----- INFORMATION GIVEN -----
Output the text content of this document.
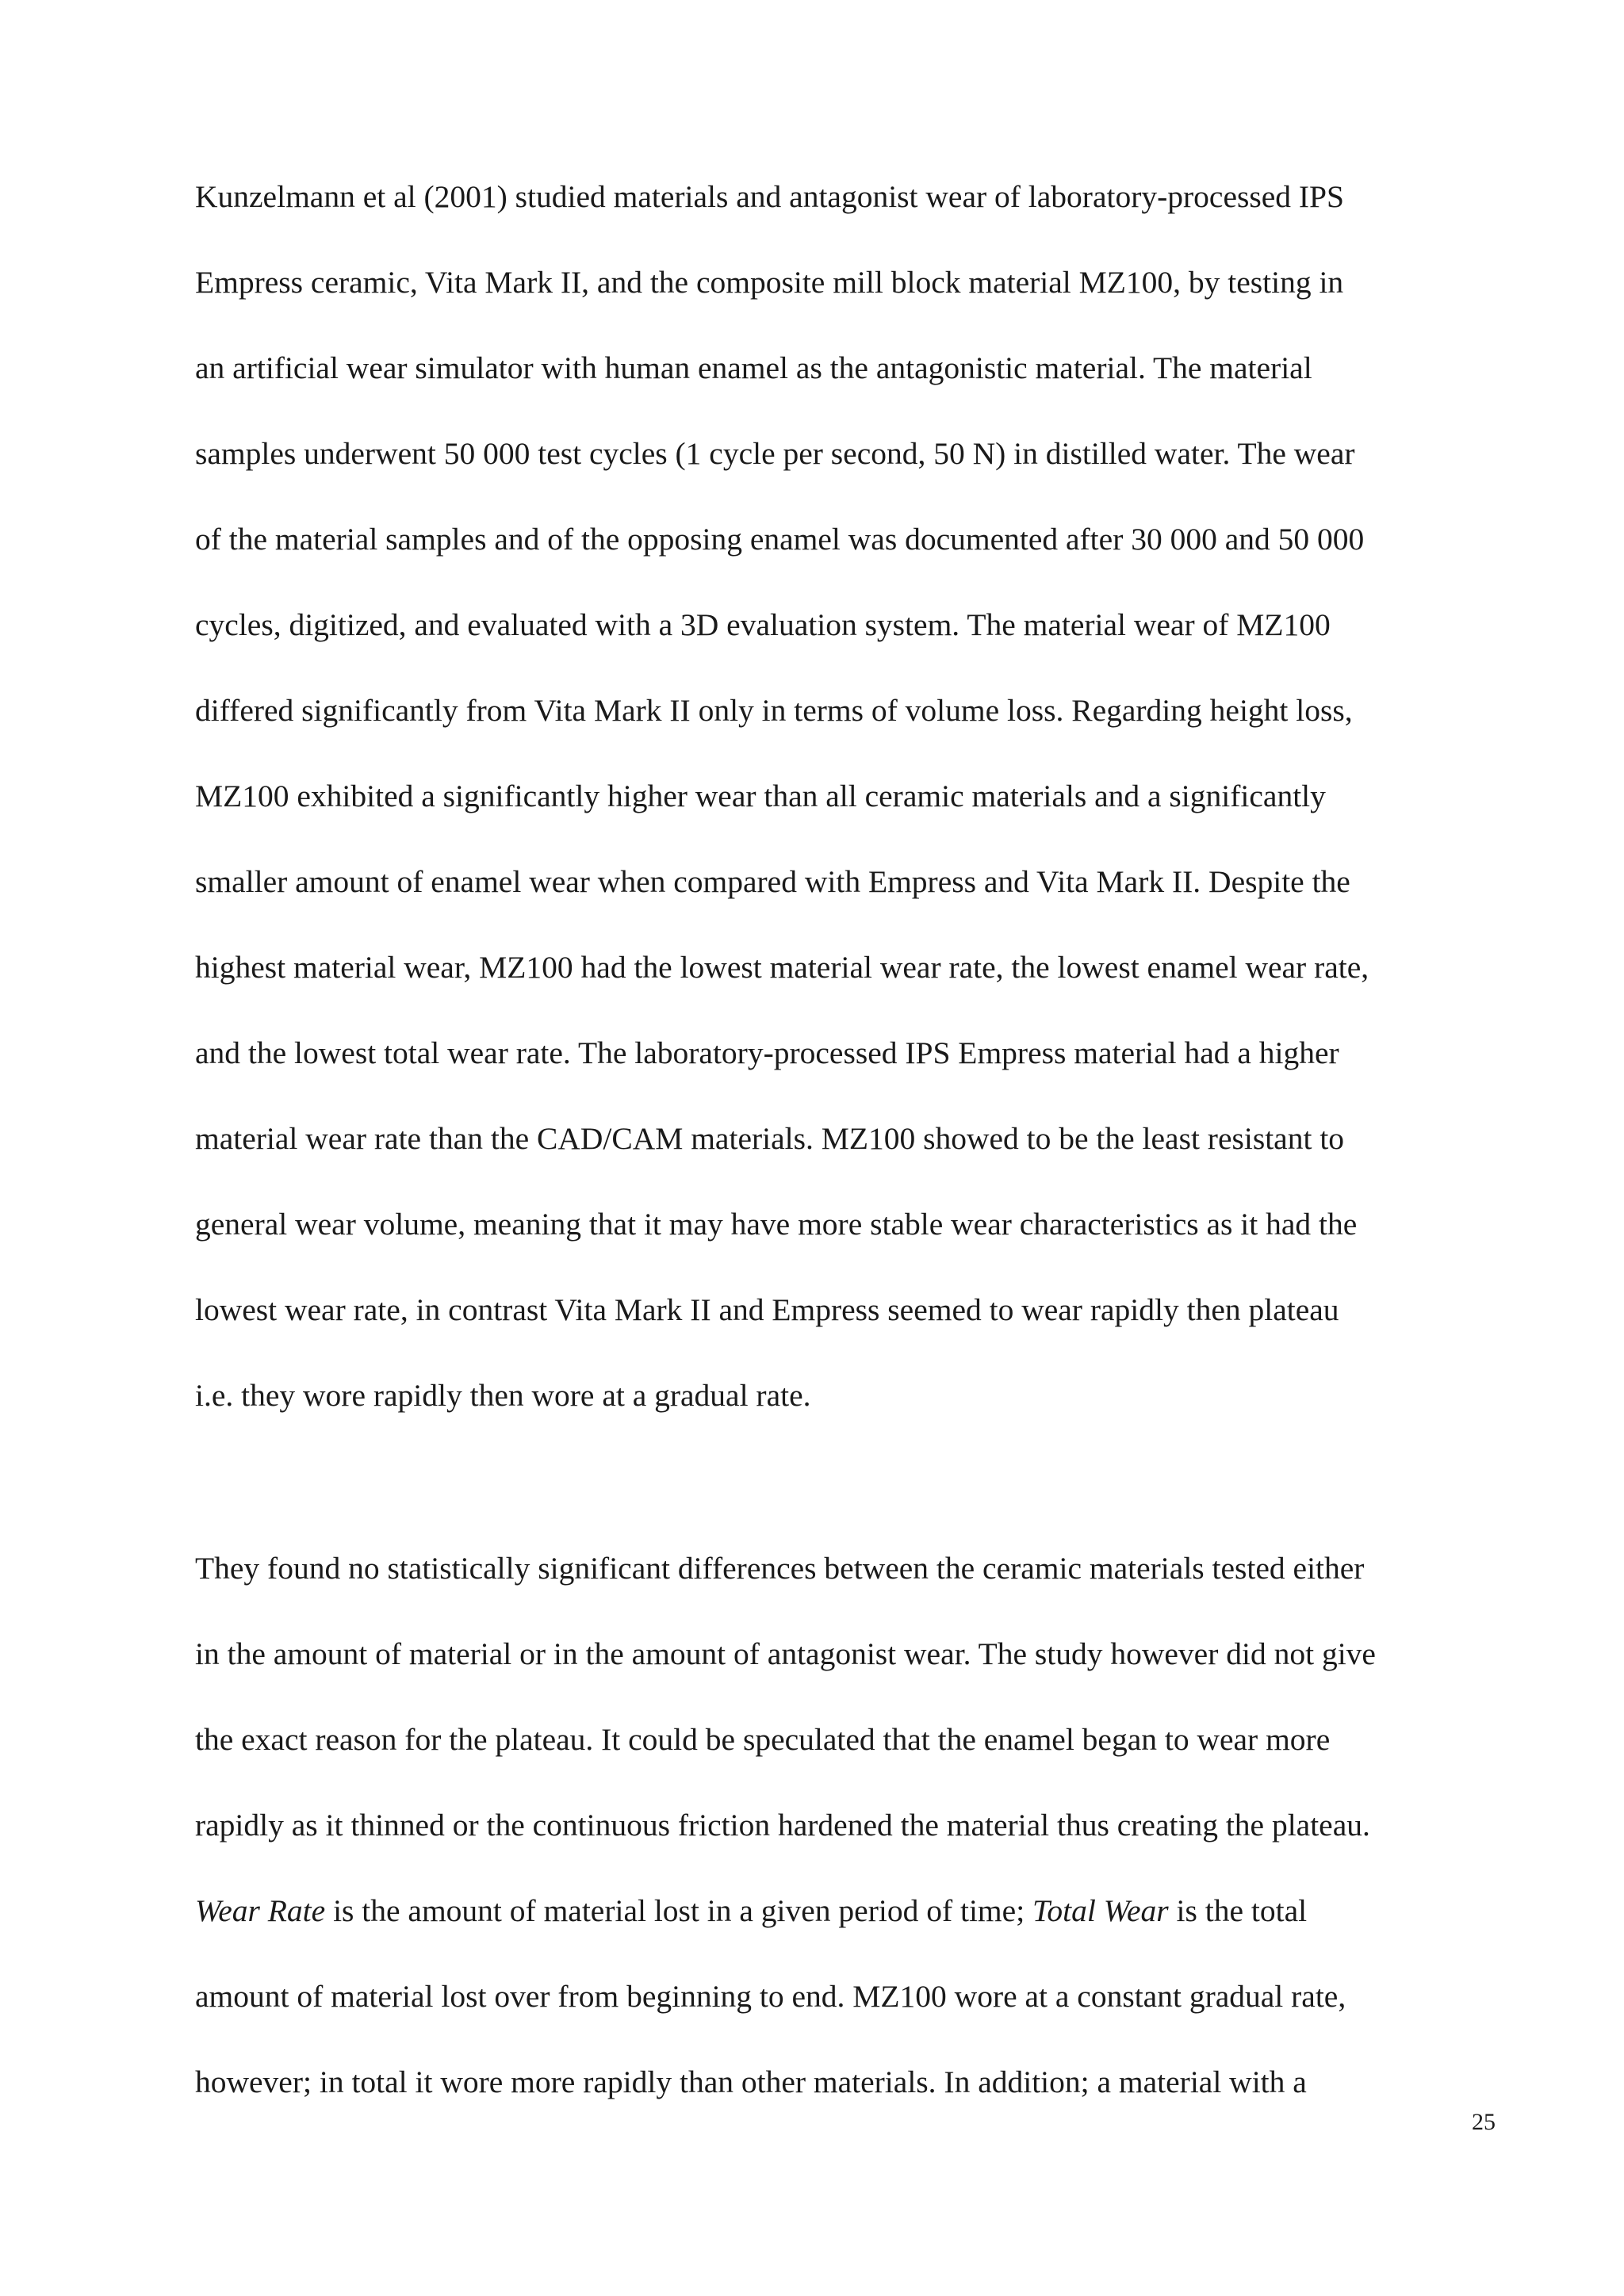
Kunzelmann et al (2001) studied materials and antagonist wear of laboratory-processed IPS
Empress ceramic, Vita Mark II, and the composite mill block material MZ100, by testing in
an artificial wear simulator with human enamel as the antagonistic material. The material
samples underwent 50 000 test cycles (1 cycle per second, 50 N) in distilled water. The wear
of the material samples and of the opposing enamel was documented after 30 000 and 50 000
cycles, digitized, and evaluated with a 3D evaluation system. The material wear of MZ100
differed significantly from Vita Mark II only in terms of volume loss. Regarding height loss,
MZ100 exhibited a significantly higher wear than all ceramic materials and a significantly
smaller amount of enamel wear when compared with Empress and Vita Mark II. Despite the
highest material wear, MZ100 had the lowest material wear rate, the lowest enamel wear rate,
and the lowest total wear rate. The laboratory-processed IPS Empress material had a higher
material wear rate than the CAD/CAM materials. MZ100 showed to be the least resistant to
general wear volume, meaning that it may have more stable wear characteristics as it had the
lowest wear rate, in contrast Vita Mark II and Empress seemed to wear rapidly then plateau
i.e. they wore rapidly then wore at a gradual rate.
They found no statistically significant differences between the ceramic materials tested either
in the amount of material or in the amount of antagonist wear. The study however did not give
the exact reason for the plateau. It could be speculated that the enamel began to wear more
rapidly as it thinned or the continuous friction hardened the material thus creating the plateau.
Wear Rate is the amount of material lost in a given period of time; Total Wear is the total
amount of material lost over from beginning to end. MZ100 wore at a constant gradual rate,
however; in total it wore more rapidly than other materials. In addition; a material with a
25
-----
• EXERCISE: Images must not appear in the copy; reproduce everything else in the records verbatim.

• SOLUTION FOR THIS TASK:
Output the text content of this document.
Kunzelmann et al (2001) studied materials and antagonist wear of laboratory-processed IPS
Empress ceramic, Vita Mark II, and the composite mill block material MZ100, by testing in
an artificial wear simulator with human enamel as the antagonistic material. The material
samples underwent 50 000 test cycles (1 cycle per second, 50 N) in distilled water. The wear
of the material samples and of the opposing enamel was documented after 30 000 and 50 000
cycles, digitized, and evaluated with a 3D evaluation system. The material wear of MZ100
differed significantly from Vita Mark II only in terms of volume loss. Regarding height loss,
MZ100 exhibited a significantly higher wear than all ceramic materials and a significantly
smaller amount of enamel wear when compared with Empress and Vita Mark II. Despite the
highest material wear, MZ100 had the lowest material wear rate, the lowest enamel wear rate,
and the lowest total wear rate. The laboratory-processed IPS Empress material had a higher
material wear rate than the CAD/CAM materials. MZ100 showed to be the least resistant to
general wear volume, meaning that it may have more stable wear characteristics as it had the
lowest wear rate, in contrast Vita Mark II and Empress seemed to wear rapidly then plateau
i.e. they wore rapidly then wore at a gradual rate.
They found no statistically significant differences between the ceramic materials tested either
in the amount of material or in the amount of antagonist wear. The study however did not give
the exact reason for the plateau. It could be speculated that the enamel began to wear more
rapidly as it thinned or the continuous friction hardened the material thus creating the plateau.
Wear Rate is the amount of material lost in a given period of time; Total Wear is the total
amount of material lost over from beginning to end. MZ100 wore at a constant gradual rate,
however; in total it wore more rapidly than other materials. In addition; a material with a
25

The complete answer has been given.